RECORDS FOR THIS EXERCISE
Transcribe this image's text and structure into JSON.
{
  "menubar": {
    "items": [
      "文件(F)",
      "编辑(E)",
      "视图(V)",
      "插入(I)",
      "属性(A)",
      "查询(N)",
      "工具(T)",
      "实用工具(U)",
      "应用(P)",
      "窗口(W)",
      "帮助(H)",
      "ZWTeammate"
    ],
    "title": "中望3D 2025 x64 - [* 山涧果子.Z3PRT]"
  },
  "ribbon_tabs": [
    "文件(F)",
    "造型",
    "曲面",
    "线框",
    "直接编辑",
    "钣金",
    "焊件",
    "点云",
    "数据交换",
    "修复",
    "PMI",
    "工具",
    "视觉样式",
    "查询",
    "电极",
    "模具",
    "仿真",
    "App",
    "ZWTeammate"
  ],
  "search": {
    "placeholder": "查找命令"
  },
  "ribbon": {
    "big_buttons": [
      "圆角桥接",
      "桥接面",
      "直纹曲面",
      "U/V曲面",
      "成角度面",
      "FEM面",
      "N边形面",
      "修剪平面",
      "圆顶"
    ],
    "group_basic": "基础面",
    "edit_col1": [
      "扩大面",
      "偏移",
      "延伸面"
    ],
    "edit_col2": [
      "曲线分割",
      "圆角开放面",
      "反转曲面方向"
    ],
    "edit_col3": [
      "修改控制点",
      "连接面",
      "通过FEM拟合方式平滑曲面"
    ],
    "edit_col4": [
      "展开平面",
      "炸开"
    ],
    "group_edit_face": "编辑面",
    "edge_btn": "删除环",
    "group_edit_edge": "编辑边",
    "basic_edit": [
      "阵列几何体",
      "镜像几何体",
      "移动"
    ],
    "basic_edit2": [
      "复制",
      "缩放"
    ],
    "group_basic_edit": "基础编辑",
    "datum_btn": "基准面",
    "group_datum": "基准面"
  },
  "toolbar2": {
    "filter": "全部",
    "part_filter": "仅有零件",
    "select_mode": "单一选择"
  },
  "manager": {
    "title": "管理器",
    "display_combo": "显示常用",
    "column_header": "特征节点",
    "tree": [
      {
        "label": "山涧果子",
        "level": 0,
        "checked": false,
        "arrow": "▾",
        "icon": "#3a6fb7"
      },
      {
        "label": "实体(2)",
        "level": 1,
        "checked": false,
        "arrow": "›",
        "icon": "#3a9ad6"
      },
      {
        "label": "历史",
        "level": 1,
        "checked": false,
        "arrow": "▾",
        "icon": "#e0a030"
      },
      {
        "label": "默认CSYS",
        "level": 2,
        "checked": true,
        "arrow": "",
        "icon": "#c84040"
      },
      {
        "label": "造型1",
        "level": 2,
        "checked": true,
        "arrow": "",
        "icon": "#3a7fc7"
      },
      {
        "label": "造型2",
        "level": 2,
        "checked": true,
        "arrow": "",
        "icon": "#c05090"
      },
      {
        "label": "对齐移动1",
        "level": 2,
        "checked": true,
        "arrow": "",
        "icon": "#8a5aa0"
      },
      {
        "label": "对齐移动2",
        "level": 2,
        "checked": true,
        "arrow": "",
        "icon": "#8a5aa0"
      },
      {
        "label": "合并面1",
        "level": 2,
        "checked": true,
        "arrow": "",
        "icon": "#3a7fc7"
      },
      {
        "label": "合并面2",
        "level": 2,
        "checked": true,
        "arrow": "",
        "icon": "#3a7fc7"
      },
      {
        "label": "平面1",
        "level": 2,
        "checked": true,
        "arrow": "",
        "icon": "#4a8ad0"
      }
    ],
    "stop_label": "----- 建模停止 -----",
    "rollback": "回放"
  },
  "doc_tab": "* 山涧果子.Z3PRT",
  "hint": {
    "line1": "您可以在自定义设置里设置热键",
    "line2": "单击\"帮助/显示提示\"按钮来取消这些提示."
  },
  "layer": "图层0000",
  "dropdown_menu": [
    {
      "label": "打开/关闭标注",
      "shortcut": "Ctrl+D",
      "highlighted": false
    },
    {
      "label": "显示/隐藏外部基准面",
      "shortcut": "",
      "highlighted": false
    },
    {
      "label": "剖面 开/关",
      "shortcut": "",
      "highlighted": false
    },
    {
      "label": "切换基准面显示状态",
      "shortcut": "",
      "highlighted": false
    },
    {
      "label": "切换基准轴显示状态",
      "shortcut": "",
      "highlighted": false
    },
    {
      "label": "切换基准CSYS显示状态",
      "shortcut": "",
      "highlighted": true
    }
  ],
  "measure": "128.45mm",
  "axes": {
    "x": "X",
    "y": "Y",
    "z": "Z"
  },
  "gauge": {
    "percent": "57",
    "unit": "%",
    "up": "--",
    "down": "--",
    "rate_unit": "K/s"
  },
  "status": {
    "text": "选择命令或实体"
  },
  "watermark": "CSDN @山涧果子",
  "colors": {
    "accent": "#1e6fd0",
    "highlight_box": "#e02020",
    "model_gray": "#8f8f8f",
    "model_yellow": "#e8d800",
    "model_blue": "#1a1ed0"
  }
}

INSTRUCTIONS TO FOLLOW
Reproduce each entry from the records above, character for character.

SOLUTION TO THIS TASK
Transcribe this image's text and structure into JSON.
{
  "menubar": {
    "items": [
      "文件(F)",
      "编辑(E)",
      "视图(V)",
      "插入(I)",
      "属性(A)",
      "查询(N)",
      "工具(T)",
      "实用工具(U)",
      "应用(P)",
      "窗口(W)",
      "帮助(H)",
      "ZWTeammate"
    ],
    "title": "中望3D 2025 x64 - [* 山涧果子.Z3PRT]"
  },
  "ribbon_tabs": [
    "文件(F)",
    "造型",
    "曲面",
    "线框",
    "直接编辑",
    "钣金",
    "焊件",
    "点云",
    "数据交换",
    "修复",
    "PMI",
    "工具",
    "视觉样式",
    "查询",
    "电极",
    "模具",
    "仿真",
    "App",
    "ZWTeammate"
  ],
  "search": {
    "placeholder": "查找命令"
  },
  "ribbon": {
    "big_buttons": [
      "圆角桥接",
      "桥接面",
      "直纹曲面",
      "U/V曲面",
      "成角度面",
      "FEM面",
      "N边形面",
      "修剪平面",
      "圆顶"
    ],
    "group_basic": "基础面",
    "edit_col1": [
      "扩大面",
      "偏移",
      "延伸面"
    ],
    "edit_col2": [
      "曲线分割",
      "圆角开放面",
      "反转曲面方向"
    ],
    "edit_col3": [
      "修改控制点",
      "连接面",
      "通过FEM拟合方式平滑曲面"
    ],
    "edit_col4": [
      "展开平面",
      "炸开"
    ],
    "group_edit_face": "编辑面",
    "edge_btn": "删除环",
    "group_edit_edge": "编辑边",
    "basic_edit": [
      "阵列几何体",
      "镜像几何体",
      "移动"
    ],
    "basic_edit2": [
      "复制",
      "缩放"
    ],
    "group_basic_edit": "基础编辑",
    "datum_btn": "基准面",
    "group_datum": "基准面"
  },
  "toolbar2": {
    "filter": "全部",
    "part_filter": "仅有零件",
    "select_mode": "单一选择"
  },
  "manager": {
    "title": "管理器",
    "display_combo": "显示常用",
    "column_header": "特征节点",
    "tree": [
      {
        "label": "山涧果子",
        "level": 0,
        "checked": false,
        "arrow": "▾",
        "icon": "#3a6fb7"
      },
      {
        "label": "实体(2)",
        "level": 1,
        "checked": false,
        "arrow": "›",
        "icon": "#3a9ad6"
      },
      {
        "label": "历史",
        "level": 1,
        "checked": false,
        "arrow": "▾",
        "icon": "#e0a030"
      },
      {
        "label": "默认CSYS",
        "level": 2,
        "checked": true,
        "arrow": "",
        "icon": "#c84040"
      },
      {
        "label": "造型1",
        "level": 2,
        "checked": true,
        "arrow": "",
        "icon": "#3a7fc7"
      },
      {
        "label": "造型2",
        "level": 2,
        "checked": true,
        "arrow": "",
        "icon": "#c05090"
      },
      {
        "label": "对齐移动1",
        "level": 2,
        "checked": true,
        "arrow": "",
        "icon": "#8a5aa0"
      },
      {
        "label": "对齐移动2",
        "level": 2,
        "checked": true,
        "arrow": "",
        "icon": "#8a5aa0"
      },
      {
        "label": "合并面1",
        "level": 2,
        "checked": true,
        "arrow": "",
        "icon": "#3a7fc7"
      },
      {
        "label": "合并面2",
        "level": 2,
        "checked": true,
        "arrow": "",
        "icon": "#3a7fc7"
      },
      {
        "label": "平面1",
        "level": 2,
        "checked": true,
        "arrow": "",
        "icon": "#4a8ad0"
      }
    ],
    "stop_label": "----- 建模停止 -----",
    "rollback": "回放"
  },
  "doc_tab": "* 山涧果子.Z3PRT",
  "hint": {
    "line1": "您可以在自定义设置里设置热键",
    "line2": "单击\"帮助/显示提示\"按钮来取消这些提示."
  },
  "layer": "图层0000",
  "dropdown_menu": [
    {
      "label": "打开/关闭标注",
      "shortcut": "Ctrl+D",
      "highlighted": false
    },
    {
      "label": "显示/隐藏外部基准面",
      "shortcut": "",
      "highlighted": false
    },
    {
      "label": "剖面 开/关",
      "shortcut": "",
      "highlighted": false
    },
    {
      "label": "切换基准面显示状态",
      "shortcut": "",
      "highlighted": false
    },
    {
      "label": "切换基准轴显示状态",
      "shortcut": "",
      "highlighted": false
    },
    {
      "label": "切换基准CSYS显示状态",
      "shortcut": "",
      "highlighted": true
    }
  ],
  "measure": "128.45mm",
  "axes": {
    "x": "X",
    "y": "Y",
    "z": "Z"
  },
  "gauge": {
    "percent": "57",
    "unit": "%",
    "up": "--",
    "down": "--",
    "rate_unit": "K/s"
  },
  "status": {
    "text": "选择命令或实体"
  },
  "watermark": "CSDN @山涧果子",
  "colors": {
    "accent": "#1e6fd0",
    "highlight_box": "#e02020",
    "model_gray": "#8f8f8f",
    "model_yellow": "#e8d800",
    "model_blue": "#1a1ed0"
  }
}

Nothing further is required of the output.